What to work on:
Keep the images out and copy every entry below exactly.
──────── Information supplied ────────
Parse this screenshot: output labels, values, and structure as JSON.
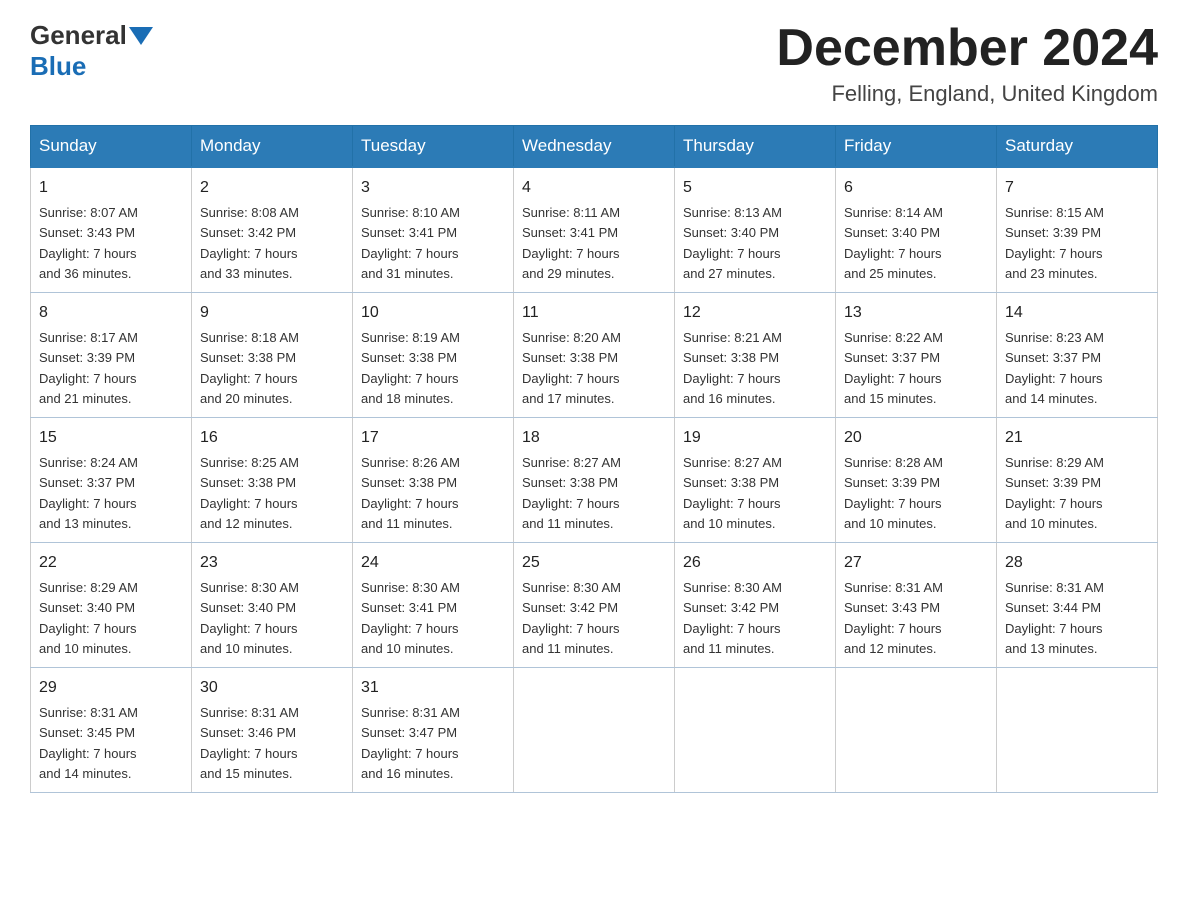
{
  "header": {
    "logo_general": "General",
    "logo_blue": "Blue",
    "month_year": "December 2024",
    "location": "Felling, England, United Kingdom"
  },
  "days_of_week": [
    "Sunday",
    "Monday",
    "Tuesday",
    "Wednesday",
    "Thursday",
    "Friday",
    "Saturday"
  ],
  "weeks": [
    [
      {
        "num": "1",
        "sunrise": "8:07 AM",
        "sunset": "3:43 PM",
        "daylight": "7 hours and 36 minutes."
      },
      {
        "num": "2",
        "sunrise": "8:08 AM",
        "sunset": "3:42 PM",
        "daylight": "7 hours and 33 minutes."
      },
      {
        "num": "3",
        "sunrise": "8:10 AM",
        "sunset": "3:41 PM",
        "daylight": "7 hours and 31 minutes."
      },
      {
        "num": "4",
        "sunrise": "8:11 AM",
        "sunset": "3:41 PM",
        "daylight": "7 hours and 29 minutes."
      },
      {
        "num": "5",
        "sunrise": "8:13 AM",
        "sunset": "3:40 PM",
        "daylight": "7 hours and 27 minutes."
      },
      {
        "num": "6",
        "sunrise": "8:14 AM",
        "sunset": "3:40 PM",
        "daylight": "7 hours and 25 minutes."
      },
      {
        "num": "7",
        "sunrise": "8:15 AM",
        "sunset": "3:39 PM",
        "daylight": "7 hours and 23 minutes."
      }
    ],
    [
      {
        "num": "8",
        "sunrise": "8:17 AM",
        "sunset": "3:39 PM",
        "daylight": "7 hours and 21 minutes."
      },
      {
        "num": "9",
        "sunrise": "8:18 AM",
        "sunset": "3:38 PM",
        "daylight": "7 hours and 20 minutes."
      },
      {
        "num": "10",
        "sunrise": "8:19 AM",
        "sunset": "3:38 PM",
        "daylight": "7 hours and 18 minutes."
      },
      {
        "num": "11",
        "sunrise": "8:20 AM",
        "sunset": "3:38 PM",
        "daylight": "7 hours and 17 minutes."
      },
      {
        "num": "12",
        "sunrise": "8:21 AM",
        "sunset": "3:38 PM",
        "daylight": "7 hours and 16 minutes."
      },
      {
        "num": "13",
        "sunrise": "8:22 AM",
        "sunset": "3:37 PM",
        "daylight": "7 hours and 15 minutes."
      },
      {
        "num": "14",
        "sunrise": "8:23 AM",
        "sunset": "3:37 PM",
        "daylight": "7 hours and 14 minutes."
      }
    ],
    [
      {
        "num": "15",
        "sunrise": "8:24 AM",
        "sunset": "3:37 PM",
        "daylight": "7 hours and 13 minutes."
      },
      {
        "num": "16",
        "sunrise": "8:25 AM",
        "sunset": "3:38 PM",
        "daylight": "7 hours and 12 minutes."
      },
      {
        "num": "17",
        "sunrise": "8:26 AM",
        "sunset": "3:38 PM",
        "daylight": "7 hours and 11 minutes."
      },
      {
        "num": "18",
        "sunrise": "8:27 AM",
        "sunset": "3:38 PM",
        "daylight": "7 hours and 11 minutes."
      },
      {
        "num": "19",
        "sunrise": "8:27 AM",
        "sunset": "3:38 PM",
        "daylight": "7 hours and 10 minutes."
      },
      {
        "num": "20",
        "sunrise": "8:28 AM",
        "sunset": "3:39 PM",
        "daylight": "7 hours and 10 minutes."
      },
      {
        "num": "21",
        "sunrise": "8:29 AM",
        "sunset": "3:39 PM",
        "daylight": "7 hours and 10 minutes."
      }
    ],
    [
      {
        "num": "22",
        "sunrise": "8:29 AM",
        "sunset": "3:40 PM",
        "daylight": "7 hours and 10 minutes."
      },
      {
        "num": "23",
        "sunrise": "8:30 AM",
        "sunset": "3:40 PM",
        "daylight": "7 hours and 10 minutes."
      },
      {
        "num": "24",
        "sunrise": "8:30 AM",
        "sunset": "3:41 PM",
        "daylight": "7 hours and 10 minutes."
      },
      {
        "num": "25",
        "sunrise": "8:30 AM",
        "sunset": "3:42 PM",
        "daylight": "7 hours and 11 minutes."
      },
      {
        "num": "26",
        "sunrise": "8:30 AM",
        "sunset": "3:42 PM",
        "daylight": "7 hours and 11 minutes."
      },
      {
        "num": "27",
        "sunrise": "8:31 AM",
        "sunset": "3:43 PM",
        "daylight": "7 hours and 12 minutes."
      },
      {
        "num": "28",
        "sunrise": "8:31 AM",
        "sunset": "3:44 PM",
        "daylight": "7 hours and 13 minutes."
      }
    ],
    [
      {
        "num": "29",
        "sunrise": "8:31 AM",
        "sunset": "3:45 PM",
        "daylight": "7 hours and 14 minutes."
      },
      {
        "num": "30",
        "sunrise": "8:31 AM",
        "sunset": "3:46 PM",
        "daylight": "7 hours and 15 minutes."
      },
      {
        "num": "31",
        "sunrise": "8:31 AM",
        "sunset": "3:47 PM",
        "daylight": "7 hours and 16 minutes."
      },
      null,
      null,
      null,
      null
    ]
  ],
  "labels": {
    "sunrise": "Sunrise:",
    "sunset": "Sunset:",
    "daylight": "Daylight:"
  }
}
────────
Finished exercise:
Parse this screenshot: output labels, values, and structure as JSON.
{
  "header": {
    "logo_general": "General",
    "logo_blue": "Blue",
    "month_year": "December 2024",
    "location": "Felling, England, United Kingdom"
  },
  "days_of_week": [
    "Sunday",
    "Monday",
    "Tuesday",
    "Wednesday",
    "Thursday",
    "Friday",
    "Saturday"
  ],
  "weeks": [
    [
      {
        "num": "1",
        "sunrise": "8:07 AM",
        "sunset": "3:43 PM",
        "daylight": "7 hours and 36 minutes."
      },
      {
        "num": "2",
        "sunrise": "8:08 AM",
        "sunset": "3:42 PM",
        "daylight": "7 hours and 33 minutes."
      },
      {
        "num": "3",
        "sunrise": "8:10 AM",
        "sunset": "3:41 PM",
        "daylight": "7 hours and 31 minutes."
      },
      {
        "num": "4",
        "sunrise": "8:11 AM",
        "sunset": "3:41 PM",
        "daylight": "7 hours and 29 minutes."
      },
      {
        "num": "5",
        "sunrise": "8:13 AM",
        "sunset": "3:40 PM",
        "daylight": "7 hours and 27 minutes."
      },
      {
        "num": "6",
        "sunrise": "8:14 AM",
        "sunset": "3:40 PM",
        "daylight": "7 hours and 25 minutes."
      },
      {
        "num": "7",
        "sunrise": "8:15 AM",
        "sunset": "3:39 PM",
        "daylight": "7 hours and 23 minutes."
      }
    ],
    [
      {
        "num": "8",
        "sunrise": "8:17 AM",
        "sunset": "3:39 PM",
        "daylight": "7 hours and 21 minutes."
      },
      {
        "num": "9",
        "sunrise": "8:18 AM",
        "sunset": "3:38 PM",
        "daylight": "7 hours and 20 minutes."
      },
      {
        "num": "10",
        "sunrise": "8:19 AM",
        "sunset": "3:38 PM",
        "daylight": "7 hours and 18 minutes."
      },
      {
        "num": "11",
        "sunrise": "8:20 AM",
        "sunset": "3:38 PM",
        "daylight": "7 hours and 17 minutes."
      },
      {
        "num": "12",
        "sunrise": "8:21 AM",
        "sunset": "3:38 PM",
        "daylight": "7 hours and 16 minutes."
      },
      {
        "num": "13",
        "sunrise": "8:22 AM",
        "sunset": "3:37 PM",
        "daylight": "7 hours and 15 minutes."
      },
      {
        "num": "14",
        "sunrise": "8:23 AM",
        "sunset": "3:37 PM",
        "daylight": "7 hours and 14 minutes."
      }
    ],
    [
      {
        "num": "15",
        "sunrise": "8:24 AM",
        "sunset": "3:37 PM",
        "daylight": "7 hours and 13 minutes."
      },
      {
        "num": "16",
        "sunrise": "8:25 AM",
        "sunset": "3:38 PM",
        "daylight": "7 hours and 12 minutes."
      },
      {
        "num": "17",
        "sunrise": "8:26 AM",
        "sunset": "3:38 PM",
        "daylight": "7 hours and 11 minutes."
      },
      {
        "num": "18",
        "sunrise": "8:27 AM",
        "sunset": "3:38 PM",
        "daylight": "7 hours and 11 minutes."
      },
      {
        "num": "19",
        "sunrise": "8:27 AM",
        "sunset": "3:38 PM",
        "daylight": "7 hours and 10 minutes."
      },
      {
        "num": "20",
        "sunrise": "8:28 AM",
        "sunset": "3:39 PM",
        "daylight": "7 hours and 10 minutes."
      },
      {
        "num": "21",
        "sunrise": "8:29 AM",
        "sunset": "3:39 PM",
        "daylight": "7 hours and 10 minutes."
      }
    ],
    [
      {
        "num": "22",
        "sunrise": "8:29 AM",
        "sunset": "3:40 PM",
        "daylight": "7 hours and 10 minutes."
      },
      {
        "num": "23",
        "sunrise": "8:30 AM",
        "sunset": "3:40 PM",
        "daylight": "7 hours and 10 minutes."
      },
      {
        "num": "24",
        "sunrise": "8:30 AM",
        "sunset": "3:41 PM",
        "daylight": "7 hours and 10 minutes."
      },
      {
        "num": "25",
        "sunrise": "8:30 AM",
        "sunset": "3:42 PM",
        "daylight": "7 hours and 11 minutes."
      },
      {
        "num": "26",
        "sunrise": "8:30 AM",
        "sunset": "3:42 PM",
        "daylight": "7 hours and 11 minutes."
      },
      {
        "num": "27",
        "sunrise": "8:31 AM",
        "sunset": "3:43 PM",
        "daylight": "7 hours and 12 minutes."
      },
      {
        "num": "28",
        "sunrise": "8:31 AM",
        "sunset": "3:44 PM",
        "daylight": "7 hours and 13 minutes."
      }
    ],
    [
      {
        "num": "29",
        "sunrise": "8:31 AM",
        "sunset": "3:45 PM",
        "daylight": "7 hours and 14 minutes."
      },
      {
        "num": "30",
        "sunrise": "8:31 AM",
        "sunset": "3:46 PM",
        "daylight": "7 hours and 15 minutes."
      },
      {
        "num": "31",
        "sunrise": "8:31 AM",
        "sunset": "3:47 PM",
        "daylight": "7 hours and 16 minutes."
      },
      null,
      null,
      null,
      null
    ]
  ],
  "labels": {
    "sunrise": "Sunrise:",
    "sunset": "Sunset:",
    "daylight": "Daylight:"
  }
}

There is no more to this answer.